(Task directions) Go through the entries below and count the lines holding the word "classes". Reply with only the number, please.
# # # # #
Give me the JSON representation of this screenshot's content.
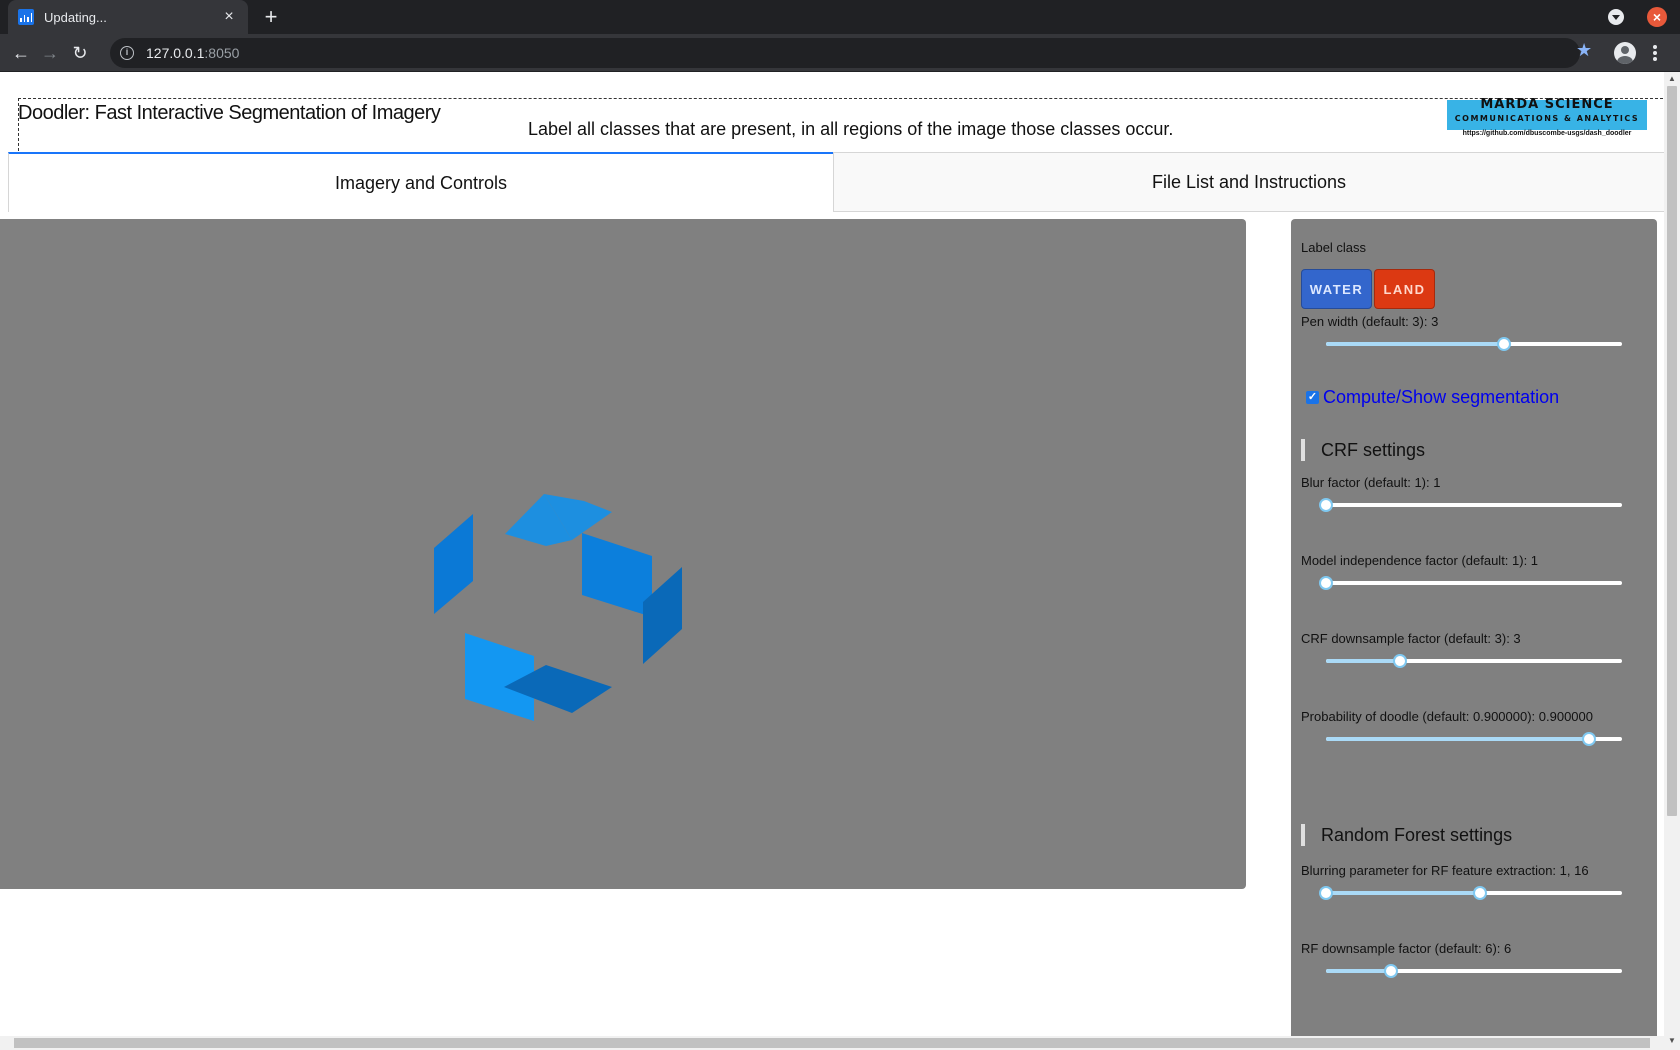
{
  "browser": {
    "tab_title": "Updating...",
    "tab_close": "×",
    "new_tab": "+",
    "url_host": "127.0.0.1",
    "url_port": ":8050",
    "window_close": "×"
  },
  "header": {
    "title": "Doodler: Fast Interactive Segmentation of Imagery",
    "instruction": "Label all classes that are present, in all regions of the image those classes occur.",
    "logo_title": "MARDA SCIENCE",
    "logo_subtitle": "COMMUNICATIONS & ANALYTICS",
    "logo_url": "https://github.com/dbuscombe-usgs/dash_doodler"
  },
  "tabs": [
    {
      "label": "Imagery and Controls",
      "active": true
    },
    {
      "label": "File List and Instructions",
      "active": false
    }
  ],
  "controls": {
    "label_class_title": "Label class",
    "classes": [
      {
        "label": "WATER",
        "color": "#3366cc"
      },
      {
        "label": "LAND",
        "color": "#dc3912"
      }
    ],
    "pen_width_label": "Pen width (default: 3): 3",
    "pen_width_fraction": 0.6,
    "segmentation_checked": true,
    "segmentation_label": "Compute/Show segmentation",
    "crf_heading": "CRF settings",
    "blur_label": "Blur factor (default: 1): 1",
    "blur_fraction": 0.0,
    "model_indep_label": "Model independence factor (default: 1): 1",
    "model_indep_fraction": 0.0,
    "crf_downsample_label": "CRF downsample factor (default: 3): 3",
    "crf_downsample_fraction": 0.25,
    "prob_doodle_label": "Probability of doodle (default: 0.900000): 0.900000",
    "prob_doodle_fraction": 0.89,
    "rf_heading": "Random Forest settings",
    "rf_blur_label": "Blurring parameter for RF feature extraction: 1, 16",
    "rf_blur_range": [
      0.0,
      0.52
    ],
    "rf_downsample_label": "RF downsample factor (default: 6): 6",
    "rf_downsample_fraction": 0.22
  },
  "loading_spinner": {
    "color": "#1d8fe0"
  }
}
# # # # #
(Task result) 2